Pictures in the data below are not part of the copy; transcribe everything else exactly.

--- TASK DATA ---

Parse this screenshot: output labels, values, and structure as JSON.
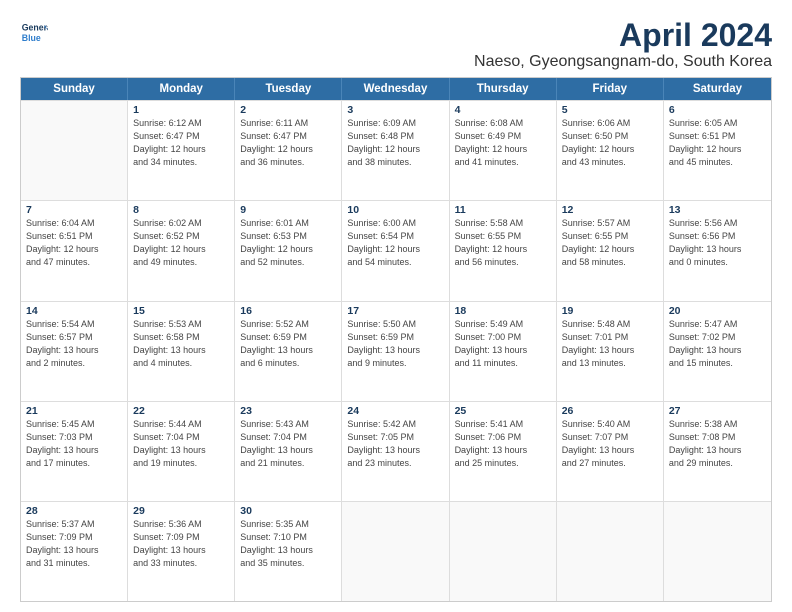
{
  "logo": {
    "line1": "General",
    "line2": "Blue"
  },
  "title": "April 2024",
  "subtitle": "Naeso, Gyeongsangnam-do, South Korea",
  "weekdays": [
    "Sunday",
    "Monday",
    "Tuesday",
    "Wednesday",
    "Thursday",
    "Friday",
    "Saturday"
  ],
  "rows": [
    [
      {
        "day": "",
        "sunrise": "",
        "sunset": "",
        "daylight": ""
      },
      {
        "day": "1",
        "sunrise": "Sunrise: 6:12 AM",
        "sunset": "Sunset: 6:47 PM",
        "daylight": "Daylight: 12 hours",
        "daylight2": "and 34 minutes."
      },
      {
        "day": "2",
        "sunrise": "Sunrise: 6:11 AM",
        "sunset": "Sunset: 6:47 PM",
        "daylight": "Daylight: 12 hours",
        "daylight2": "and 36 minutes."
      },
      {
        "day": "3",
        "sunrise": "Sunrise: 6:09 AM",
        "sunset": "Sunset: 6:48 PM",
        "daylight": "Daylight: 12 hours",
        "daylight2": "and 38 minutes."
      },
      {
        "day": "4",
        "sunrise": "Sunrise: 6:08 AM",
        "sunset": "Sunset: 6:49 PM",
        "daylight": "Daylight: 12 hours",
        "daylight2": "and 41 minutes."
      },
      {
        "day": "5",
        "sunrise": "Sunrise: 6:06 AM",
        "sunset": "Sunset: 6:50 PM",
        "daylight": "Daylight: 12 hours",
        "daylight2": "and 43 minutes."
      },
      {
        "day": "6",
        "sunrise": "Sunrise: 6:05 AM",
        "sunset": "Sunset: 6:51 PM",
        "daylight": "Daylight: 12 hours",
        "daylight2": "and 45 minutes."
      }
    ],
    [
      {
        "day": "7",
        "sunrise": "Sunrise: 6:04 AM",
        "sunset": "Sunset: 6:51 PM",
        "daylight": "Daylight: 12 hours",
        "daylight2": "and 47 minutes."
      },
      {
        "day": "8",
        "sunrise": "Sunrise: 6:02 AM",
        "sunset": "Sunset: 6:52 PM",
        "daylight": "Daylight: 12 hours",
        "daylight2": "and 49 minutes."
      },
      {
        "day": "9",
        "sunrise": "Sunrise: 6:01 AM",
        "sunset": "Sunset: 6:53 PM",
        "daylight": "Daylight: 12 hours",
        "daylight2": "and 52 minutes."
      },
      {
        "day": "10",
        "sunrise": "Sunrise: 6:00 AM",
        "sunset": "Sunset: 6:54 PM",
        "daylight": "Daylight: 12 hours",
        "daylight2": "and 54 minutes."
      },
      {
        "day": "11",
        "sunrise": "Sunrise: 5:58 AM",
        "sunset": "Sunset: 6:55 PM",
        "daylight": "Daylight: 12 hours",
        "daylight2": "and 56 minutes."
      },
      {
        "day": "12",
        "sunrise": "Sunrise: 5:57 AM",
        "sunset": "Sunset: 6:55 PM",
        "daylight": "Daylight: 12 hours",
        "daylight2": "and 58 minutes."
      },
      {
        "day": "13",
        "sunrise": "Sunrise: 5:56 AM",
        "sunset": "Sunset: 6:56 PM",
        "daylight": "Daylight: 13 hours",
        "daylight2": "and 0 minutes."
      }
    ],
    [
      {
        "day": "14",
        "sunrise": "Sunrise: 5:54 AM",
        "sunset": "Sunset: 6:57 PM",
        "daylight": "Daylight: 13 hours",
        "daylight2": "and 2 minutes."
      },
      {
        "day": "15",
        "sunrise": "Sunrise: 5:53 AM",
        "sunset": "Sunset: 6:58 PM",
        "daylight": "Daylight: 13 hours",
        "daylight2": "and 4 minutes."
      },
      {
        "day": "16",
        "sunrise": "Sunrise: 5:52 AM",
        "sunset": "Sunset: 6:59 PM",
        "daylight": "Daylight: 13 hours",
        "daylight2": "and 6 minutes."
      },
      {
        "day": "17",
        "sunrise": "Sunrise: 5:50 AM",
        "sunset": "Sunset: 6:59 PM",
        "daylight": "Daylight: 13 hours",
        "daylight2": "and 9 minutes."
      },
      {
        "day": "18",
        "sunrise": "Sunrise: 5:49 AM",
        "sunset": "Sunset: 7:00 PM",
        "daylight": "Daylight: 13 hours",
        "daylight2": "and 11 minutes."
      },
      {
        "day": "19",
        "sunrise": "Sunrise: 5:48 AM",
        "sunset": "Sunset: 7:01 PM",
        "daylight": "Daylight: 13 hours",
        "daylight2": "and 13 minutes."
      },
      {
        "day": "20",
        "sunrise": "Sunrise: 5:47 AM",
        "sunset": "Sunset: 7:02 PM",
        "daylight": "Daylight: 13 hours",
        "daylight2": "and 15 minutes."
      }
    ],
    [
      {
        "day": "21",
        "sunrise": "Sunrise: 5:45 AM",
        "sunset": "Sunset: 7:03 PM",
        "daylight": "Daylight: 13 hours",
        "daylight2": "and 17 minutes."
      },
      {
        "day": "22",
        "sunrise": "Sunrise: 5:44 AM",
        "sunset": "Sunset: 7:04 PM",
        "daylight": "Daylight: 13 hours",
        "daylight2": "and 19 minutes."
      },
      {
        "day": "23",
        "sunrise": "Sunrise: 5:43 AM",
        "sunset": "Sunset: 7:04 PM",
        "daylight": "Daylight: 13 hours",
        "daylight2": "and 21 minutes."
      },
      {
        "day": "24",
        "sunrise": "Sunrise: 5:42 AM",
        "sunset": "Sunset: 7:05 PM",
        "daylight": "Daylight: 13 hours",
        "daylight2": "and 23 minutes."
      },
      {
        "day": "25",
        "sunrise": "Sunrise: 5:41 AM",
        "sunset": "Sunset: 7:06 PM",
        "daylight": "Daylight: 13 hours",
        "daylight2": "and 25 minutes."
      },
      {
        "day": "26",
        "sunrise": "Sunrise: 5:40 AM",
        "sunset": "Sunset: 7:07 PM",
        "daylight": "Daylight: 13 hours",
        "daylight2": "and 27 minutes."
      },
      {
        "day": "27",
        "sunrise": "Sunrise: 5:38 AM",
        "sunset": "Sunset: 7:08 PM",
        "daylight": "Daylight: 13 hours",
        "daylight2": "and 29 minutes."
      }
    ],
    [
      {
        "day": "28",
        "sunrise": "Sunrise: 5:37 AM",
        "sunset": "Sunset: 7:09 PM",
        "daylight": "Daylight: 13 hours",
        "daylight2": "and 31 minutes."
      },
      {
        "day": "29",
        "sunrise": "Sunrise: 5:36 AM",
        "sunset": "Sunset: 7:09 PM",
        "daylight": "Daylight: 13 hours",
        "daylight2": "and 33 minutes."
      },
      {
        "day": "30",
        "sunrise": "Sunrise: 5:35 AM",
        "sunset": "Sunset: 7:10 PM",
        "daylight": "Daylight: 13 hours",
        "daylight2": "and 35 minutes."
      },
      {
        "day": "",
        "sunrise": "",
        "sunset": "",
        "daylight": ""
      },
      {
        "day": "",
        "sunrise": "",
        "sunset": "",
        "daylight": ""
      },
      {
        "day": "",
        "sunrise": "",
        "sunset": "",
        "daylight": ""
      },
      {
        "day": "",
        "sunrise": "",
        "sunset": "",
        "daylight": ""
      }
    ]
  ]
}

---

▸ OUTPUT:
Parse this screenshot: output labels, values, and structure as JSON.
{
  "logo": {
    "line1": "General",
    "line2": "Blue"
  },
  "title": "April 2024",
  "subtitle": "Naeso, Gyeongsangnam-do, South Korea",
  "weekdays": [
    "Sunday",
    "Monday",
    "Tuesday",
    "Wednesday",
    "Thursday",
    "Friday",
    "Saturday"
  ],
  "rows": [
    [
      {
        "day": "",
        "sunrise": "",
        "sunset": "",
        "daylight": ""
      },
      {
        "day": "1",
        "sunrise": "Sunrise: 6:12 AM",
        "sunset": "Sunset: 6:47 PM",
        "daylight": "Daylight: 12 hours",
        "daylight2": "and 34 minutes."
      },
      {
        "day": "2",
        "sunrise": "Sunrise: 6:11 AM",
        "sunset": "Sunset: 6:47 PM",
        "daylight": "Daylight: 12 hours",
        "daylight2": "and 36 minutes."
      },
      {
        "day": "3",
        "sunrise": "Sunrise: 6:09 AM",
        "sunset": "Sunset: 6:48 PM",
        "daylight": "Daylight: 12 hours",
        "daylight2": "and 38 minutes."
      },
      {
        "day": "4",
        "sunrise": "Sunrise: 6:08 AM",
        "sunset": "Sunset: 6:49 PM",
        "daylight": "Daylight: 12 hours",
        "daylight2": "and 41 minutes."
      },
      {
        "day": "5",
        "sunrise": "Sunrise: 6:06 AM",
        "sunset": "Sunset: 6:50 PM",
        "daylight": "Daylight: 12 hours",
        "daylight2": "and 43 minutes."
      },
      {
        "day": "6",
        "sunrise": "Sunrise: 6:05 AM",
        "sunset": "Sunset: 6:51 PM",
        "daylight": "Daylight: 12 hours",
        "daylight2": "and 45 minutes."
      }
    ],
    [
      {
        "day": "7",
        "sunrise": "Sunrise: 6:04 AM",
        "sunset": "Sunset: 6:51 PM",
        "daylight": "Daylight: 12 hours",
        "daylight2": "and 47 minutes."
      },
      {
        "day": "8",
        "sunrise": "Sunrise: 6:02 AM",
        "sunset": "Sunset: 6:52 PM",
        "daylight": "Daylight: 12 hours",
        "daylight2": "and 49 minutes."
      },
      {
        "day": "9",
        "sunrise": "Sunrise: 6:01 AM",
        "sunset": "Sunset: 6:53 PM",
        "daylight": "Daylight: 12 hours",
        "daylight2": "and 52 minutes."
      },
      {
        "day": "10",
        "sunrise": "Sunrise: 6:00 AM",
        "sunset": "Sunset: 6:54 PM",
        "daylight": "Daylight: 12 hours",
        "daylight2": "and 54 minutes."
      },
      {
        "day": "11",
        "sunrise": "Sunrise: 5:58 AM",
        "sunset": "Sunset: 6:55 PM",
        "daylight": "Daylight: 12 hours",
        "daylight2": "and 56 minutes."
      },
      {
        "day": "12",
        "sunrise": "Sunrise: 5:57 AM",
        "sunset": "Sunset: 6:55 PM",
        "daylight": "Daylight: 12 hours",
        "daylight2": "and 58 minutes."
      },
      {
        "day": "13",
        "sunrise": "Sunrise: 5:56 AM",
        "sunset": "Sunset: 6:56 PM",
        "daylight": "Daylight: 13 hours",
        "daylight2": "and 0 minutes."
      }
    ],
    [
      {
        "day": "14",
        "sunrise": "Sunrise: 5:54 AM",
        "sunset": "Sunset: 6:57 PM",
        "daylight": "Daylight: 13 hours",
        "daylight2": "and 2 minutes."
      },
      {
        "day": "15",
        "sunrise": "Sunrise: 5:53 AM",
        "sunset": "Sunset: 6:58 PM",
        "daylight": "Daylight: 13 hours",
        "daylight2": "and 4 minutes."
      },
      {
        "day": "16",
        "sunrise": "Sunrise: 5:52 AM",
        "sunset": "Sunset: 6:59 PM",
        "daylight": "Daylight: 13 hours",
        "daylight2": "and 6 minutes."
      },
      {
        "day": "17",
        "sunrise": "Sunrise: 5:50 AM",
        "sunset": "Sunset: 6:59 PM",
        "daylight": "Daylight: 13 hours",
        "daylight2": "and 9 minutes."
      },
      {
        "day": "18",
        "sunrise": "Sunrise: 5:49 AM",
        "sunset": "Sunset: 7:00 PM",
        "daylight": "Daylight: 13 hours",
        "daylight2": "and 11 minutes."
      },
      {
        "day": "19",
        "sunrise": "Sunrise: 5:48 AM",
        "sunset": "Sunset: 7:01 PM",
        "daylight": "Daylight: 13 hours",
        "daylight2": "and 13 minutes."
      },
      {
        "day": "20",
        "sunrise": "Sunrise: 5:47 AM",
        "sunset": "Sunset: 7:02 PM",
        "daylight": "Daylight: 13 hours",
        "daylight2": "and 15 minutes."
      }
    ],
    [
      {
        "day": "21",
        "sunrise": "Sunrise: 5:45 AM",
        "sunset": "Sunset: 7:03 PM",
        "daylight": "Daylight: 13 hours",
        "daylight2": "and 17 minutes."
      },
      {
        "day": "22",
        "sunrise": "Sunrise: 5:44 AM",
        "sunset": "Sunset: 7:04 PM",
        "daylight": "Daylight: 13 hours",
        "daylight2": "and 19 minutes."
      },
      {
        "day": "23",
        "sunrise": "Sunrise: 5:43 AM",
        "sunset": "Sunset: 7:04 PM",
        "daylight": "Daylight: 13 hours",
        "daylight2": "and 21 minutes."
      },
      {
        "day": "24",
        "sunrise": "Sunrise: 5:42 AM",
        "sunset": "Sunset: 7:05 PM",
        "daylight": "Daylight: 13 hours",
        "daylight2": "and 23 minutes."
      },
      {
        "day": "25",
        "sunrise": "Sunrise: 5:41 AM",
        "sunset": "Sunset: 7:06 PM",
        "daylight": "Daylight: 13 hours",
        "daylight2": "and 25 minutes."
      },
      {
        "day": "26",
        "sunrise": "Sunrise: 5:40 AM",
        "sunset": "Sunset: 7:07 PM",
        "daylight": "Daylight: 13 hours",
        "daylight2": "and 27 minutes."
      },
      {
        "day": "27",
        "sunrise": "Sunrise: 5:38 AM",
        "sunset": "Sunset: 7:08 PM",
        "daylight": "Daylight: 13 hours",
        "daylight2": "and 29 minutes."
      }
    ],
    [
      {
        "day": "28",
        "sunrise": "Sunrise: 5:37 AM",
        "sunset": "Sunset: 7:09 PM",
        "daylight": "Daylight: 13 hours",
        "daylight2": "and 31 minutes."
      },
      {
        "day": "29",
        "sunrise": "Sunrise: 5:36 AM",
        "sunset": "Sunset: 7:09 PM",
        "daylight": "Daylight: 13 hours",
        "daylight2": "and 33 minutes."
      },
      {
        "day": "30",
        "sunrise": "Sunrise: 5:35 AM",
        "sunset": "Sunset: 7:10 PM",
        "daylight": "Daylight: 13 hours",
        "daylight2": "and 35 minutes."
      },
      {
        "day": "",
        "sunrise": "",
        "sunset": "",
        "daylight": ""
      },
      {
        "day": "",
        "sunrise": "",
        "sunset": "",
        "daylight": ""
      },
      {
        "day": "",
        "sunrise": "",
        "sunset": "",
        "daylight": ""
      },
      {
        "day": "",
        "sunrise": "",
        "sunset": "",
        "daylight": ""
      }
    ]
  ]
}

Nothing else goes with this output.